Your task
Reproduce all of the data word for word.

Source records
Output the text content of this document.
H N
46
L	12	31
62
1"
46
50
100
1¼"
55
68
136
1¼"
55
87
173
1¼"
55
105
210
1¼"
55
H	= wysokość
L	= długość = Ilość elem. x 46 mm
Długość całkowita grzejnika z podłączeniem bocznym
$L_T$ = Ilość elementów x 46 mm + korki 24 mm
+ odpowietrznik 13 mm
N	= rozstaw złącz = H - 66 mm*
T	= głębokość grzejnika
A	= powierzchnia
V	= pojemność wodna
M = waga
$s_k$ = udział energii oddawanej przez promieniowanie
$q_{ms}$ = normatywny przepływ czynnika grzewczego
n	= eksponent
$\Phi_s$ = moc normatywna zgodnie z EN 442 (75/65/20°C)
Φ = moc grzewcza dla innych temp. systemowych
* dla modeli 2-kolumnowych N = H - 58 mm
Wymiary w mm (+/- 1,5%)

Exercise solution
Output the text content of this document.
H N
46
L	12	31
62
1"
46
50
100
1¼"
55
68
136
1¼"
55
87
173
1¼"
55
105
210
1¼"
55
H	= wysokość
L	= długość = Ilość elem. x 46 mm
Długość całkowita grzejnika z podłączeniem bocznym
$L_T$ = Ilość elementów x 46 mm + korki 24 mm
+ odpowietrznik 13 mm
N	= rozstaw złącz = H - 66 mm*
T	= głębokość grzejnika
A	= powierzchnia
V	= pojemność wodna
M = waga
$s_k$ = udział energii oddawanej przez promieniowanie
$q_{ms}$ = normatywny przepływ czynnika grzewczego
n	= eksponent
$\Phi_s$ = moc normatywna zgodnie z EN 442 (75/65/20°C)
Φ = moc grzewcza dla innych temp. systemowych
* dla modeli 2-kolumnowych N = H - 58 mm
Wymiary w mm (+/- 1,5%)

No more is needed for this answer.